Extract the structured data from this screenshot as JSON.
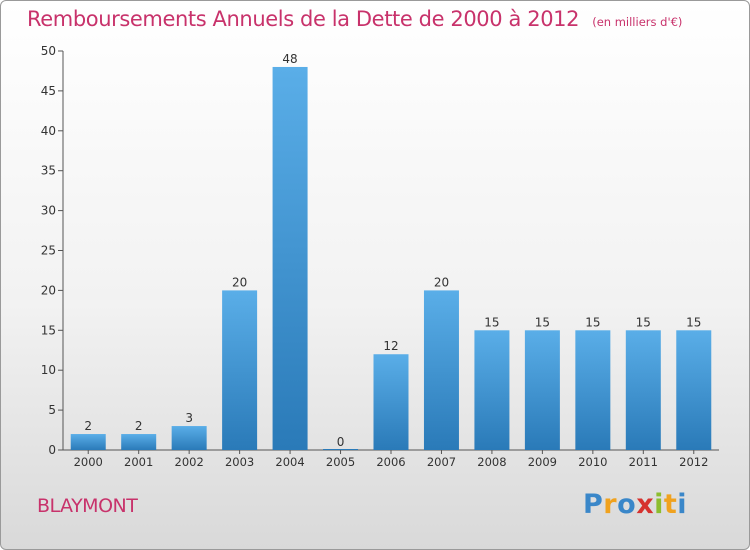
{
  "chart_data": {
    "type": "bar",
    "title": "Remboursements Annuels de la Dette de 2000 à 2012",
    "subtitle": "(en milliers d'€)",
    "categories": [
      "2000",
      "2001",
      "2002",
      "2003",
      "2004",
      "2005",
      "2006",
      "2007",
      "2008",
      "2009",
      "2010",
      "2011",
      "2012"
    ],
    "values": [
      2,
      2,
      3,
      20,
      48,
      0,
      12,
      20,
      15,
      15,
      15,
      15,
      15
    ],
    "data_labels": [
      "2",
      "2",
      "3",
      "20",
      "48",
      "0",
      "12",
      "20",
      "15",
      "15",
      "15",
      "15",
      "15"
    ],
    "ylim": [
      0,
      50
    ],
    "yticks": [
      0,
      5,
      10,
      15,
      20,
      25,
      30,
      35,
      40,
      45,
      50
    ],
    "grid": false,
    "bar_color_top": "#5aaee8",
    "bar_color_bottom": "#2a7ab8"
  },
  "footer": {
    "city": "BLAYMONT",
    "logo_letters": [
      "P",
      "r",
      "o",
      "x",
      "i",
      "t",
      "i"
    ],
    "logo_colors": [
      "#3a87c9",
      "#f0a21e",
      "#3a87c9",
      "#d6322f",
      "#8cbd2e",
      "#f0a21e",
      "#3a87c9"
    ]
  }
}
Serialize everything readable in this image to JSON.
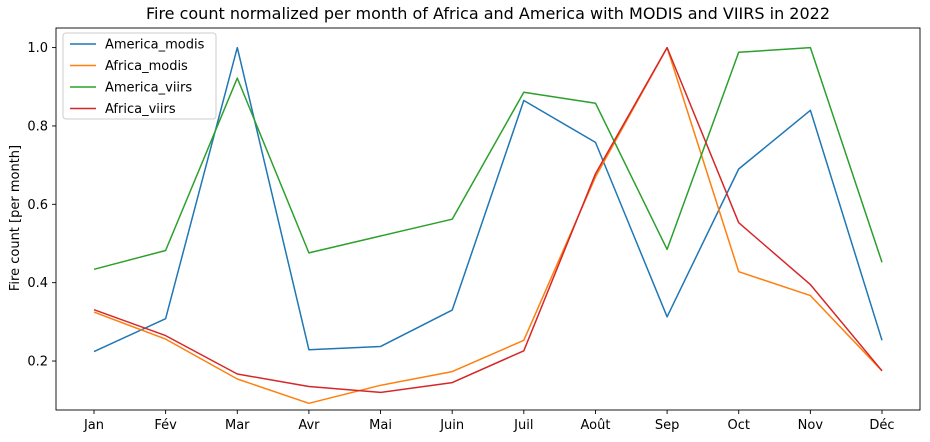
{
  "chart_data": {
    "type": "line",
    "title": "Fire count normalized per month of Africa and America with MODIS and VIIRS in 2022",
    "xlabel": "",
    "ylabel": "Fire count [per month]",
    "categories": [
      "Jan",
      "Fév",
      "Mar",
      "Avr",
      "Mai",
      "Juin",
      "Juil",
      "Août",
      "Sep",
      "Oct",
      "Nov",
      "Déc"
    ],
    "ylim": [
      0.075,
      1.05
    ],
    "yticks": [
      0.2,
      0.4,
      0.6,
      0.8,
      1.0
    ],
    "ytick_labels": [
      "0.2",
      "0.4",
      "0.6",
      "0.8",
      "1.0"
    ],
    "grid": false,
    "legend_position": "top-left",
    "series": [
      {
        "name": "America_modis",
        "color": "#1f77b4",
        "values": [
          0.224,
          0.308,
          1.0,
          0.229,
          0.237,
          0.33,
          0.865,
          0.758,
          0.313,
          0.69,
          0.84,
          0.253
        ]
      },
      {
        "name": "Africa_modis",
        "color": "#ff7f0e",
        "values": [
          0.325,
          0.256,
          0.154,
          0.092,
          0.138,
          0.173,
          0.253,
          0.67,
          1.0,
          0.428,
          0.367,
          0.175
        ]
      },
      {
        "name": "America_viirs",
        "color": "#2ca02c",
        "values": [
          0.434,
          0.482,
          0.922,
          0.476,
          0.519,
          0.562,
          0.886,
          0.858,
          0.485,
          0.988,
          1.0,
          0.452
        ]
      },
      {
        "name": "Africa_viirs",
        "color": "#d62728",
        "values": [
          0.331,
          0.265,
          0.167,
          0.135,
          0.12,
          0.145,
          0.226,
          0.678,
          1.0,
          0.553,
          0.395,
          0.175
        ]
      }
    ]
  }
}
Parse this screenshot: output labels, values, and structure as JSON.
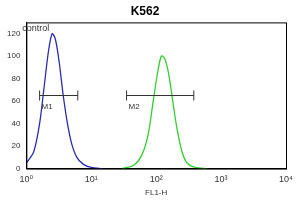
{
  "chart_data": {
    "type": "line",
    "title": "K562",
    "x_label": "FL1-H",
    "log": "x",
    "grid": false,
    "legend": false,
    "xlim": [
      1,
      10000
    ],
    "xticks": [
      {
        "value": 1,
        "label": "10⁰"
      },
      {
        "value": 10,
        "label": "10¹"
      },
      {
        "value": 100,
        "label": "10²"
      },
      {
        "value": 1000,
        "label": "10³"
      },
      {
        "value": 10000,
        "label": "10⁴"
      }
    ],
    "ylim": [
      0,
      130
    ],
    "yticks": [
      0,
      20,
      40,
      60,
      80,
      100,
      120
    ],
    "series": [
      {
        "name": "control",
        "color": "#2b2bb0",
        "x": [
          1.0,
          1.3,
          1.6,
          1.9,
          2.2,
          2.5,
          2.8,
          3.2,
          3.7,
          4.3,
          5,
          6,
          7.5,
          10,
          15
        ],
        "values": [
          5,
          15,
          40,
          75,
          105,
          120,
          115,
          95,
          65,
          40,
          22,
          10,
          4,
          1,
          0
        ]
      },
      {
        "color": "#33cc33",
        "x": [
          30,
          45,
          60,
          75,
          90,
          105,
          120,
          135,
          155,
          180,
          210,
          250,
          300,
          400,
          600
        ],
        "values": [
          0,
          3,
          12,
          30,
          60,
          85,
          100,
          98,
          85,
          60,
          35,
          15,
          5,
          1,
          0
        ]
      }
    ],
    "gates": [
      {
        "label": "M1",
        "x": [
          1.6,
          6.2
        ],
        "y": 65
      },
      {
        "label": "M2",
        "x": [
          35,
          380
        ],
        "y": 65
      }
    ]
  }
}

REQUIRED TASK – Reproduce every line above as written, skipping pictures.

EXERCISE RESULT –
Extract the structured data from this screenshot as JSON.
{
  "chart_data": {
    "type": "bar",
    "title": "Remboursements Annuels de la Dette de 2000 à 2012",
    "subtitle": "(en milliers d'€)",
    "categories": [
      "2000",
      "2001",
      "2002",
      "2003",
      "2004",
      "2005",
      "2006",
      "2007",
      "2008",
      "2009",
      "2010",
      "2011",
      "2012"
    ],
    "values": [
      2,
      2,
      3,
      20,
      48,
      0,
      12,
      20,
      15,
      15,
      15,
      15,
      15
    ],
    "data_labels": [
      "2",
      "2",
      "3",
      "20",
      "48",
      "0",
      "12",
      "20",
      "15",
      "15",
      "15",
      "15",
      "15"
    ],
    "ylim": [
      0,
      50
    ],
    "yticks": [
      0,
      5,
      10,
      15,
      20,
      25,
      30,
      35,
      40,
      45,
      50
    ],
    "grid": false,
    "bar_color_top": "#5aaee8",
    "bar_color_bottom": "#2a7ab8"
  },
  "footer": {
    "city": "BLAYMONT",
    "logo_letters": [
      "P",
      "r",
      "o",
      "x",
      "i",
      "t",
      "i"
    ],
    "logo_colors": [
      "#3a87c9",
      "#f0a21e",
      "#3a87c9",
      "#d6322f",
      "#8cbd2e",
      "#f0a21e",
      "#3a87c9"
    ]
  }
}
Serialize everything readable in this image to JSON.
{
  "chart_data": {
    "type": "line",
    "title": "Fire count normalized per month of Africa and America with MODIS and VIIRS in 2022",
    "xlabel": "",
    "ylabel": "Fire count [per month]",
    "categories": [
      "Jan",
      "Fév",
      "Mar",
      "Avr",
      "Mai",
      "Juin",
      "Juil",
      "Août",
      "Sep",
      "Oct",
      "Nov",
      "Déc"
    ],
    "ylim": [
      0.075,
      1.05
    ],
    "yticks": [
      0.2,
      0.4,
      0.6,
      0.8,
      1.0
    ],
    "ytick_labels": [
      "0.2",
      "0.4",
      "0.6",
      "0.8",
      "1.0"
    ],
    "grid": false,
    "legend_position": "top-left",
    "series": [
      {
        "name": "America_modis",
        "color": "#1f77b4",
        "values": [
          0.224,
          0.308,
          1.0,
          0.229,
          0.237,
          0.33,
          0.865,
          0.758,
          0.313,
          0.69,
          0.84,
          0.253
        ]
      },
      {
        "name": "Africa_modis",
        "color": "#ff7f0e",
        "values": [
          0.325,
          0.256,
          0.154,
          0.092,
          0.138,
          0.173,
          0.253,
          0.67,
          1.0,
          0.428,
          0.367,
          0.175
        ]
      },
      {
        "name": "America_viirs",
        "color": "#2ca02c",
        "values": [
          0.434,
          0.482,
          0.922,
          0.476,
          0.519,
          0.562,
          0.886,
          0.858,
          0.485,
          0.988,
          1.0,
          0.452
        ]
      },
      {
        "name": "Africa_viirs",
        "color": "#d62728",
        "values": [
          0.331,
          0.265,
          0.167,
          0.135,
          0.12,
          0.145,
          0.226,
          0.678,
          1.0,
          0.553,
          0.395,
          0.175
        ]
      }
    ]
  }
}
Parse this screenshot: output labels, values, and structure as JSON.
{
  "chart_data": {
    "type": "line",
    "title": "K562",
    "x_label": "FL1-H",
    "log": "x",
    "grid": false,
    "legend": false,
    "xlim": [
      1,
      10000
    ],
    "xticks": [
      {
        "value": 1,
        "label": "10⁰"
      },
      {
        "value": 10,
        "label": "10¹"
      },
      {
        "value": 100,
        "label": "10²"
      },
      {
        "value": 1000,
        "label": "10³"
      },
      {
        "value": 10000,
        "label": "10⁴"
      }
    ],
    "ylim": [
      0,
      130
    ],
    "yticks": [
      0,
      20,
      40,
      60,
      80,
      100,
      120
    ],
    "series": [
      {
        "name": "control",
        "color": "#2b2bb0",
        "x": [
          1.0,
          1.3,
          1.6,
          1.9,
          2.2,
          2.5,
          2.8,
          3.2,
          3.7,
          4.3,
          5,
          6,
          7.5,
          10,
          15
        ],
        "values": [
          5,
          15,
          40,
          75,
          105,
          120,
          115,
          95,
          65,
          40,
          22,
          10,
          4,
          1,
          0
        ]
      },
      {
        "color": "#33cc33",
        "x": [
          30,
          45,
          60,
          75,
          90,
          105,
          120,
          135,
          155,
          180,
          210,
          250,
          300,
          400,
          600
        ],
        "values": [
          0,
          3,
          12,
          30,
          60,
          85,
          100,
          98,
          85,
          60,
          35,
          15,
          5,
          1,
          0
        ]
      }
    ],
    "gates": [
      {
        "label": "M1",
        "x": [
          1.6,
          6.2
        ],
        "y": 65
      },
      {
        "label": "M2",
        "x": [
          35,
          380
        ],
        "y": 65
      }
    ]
  }
}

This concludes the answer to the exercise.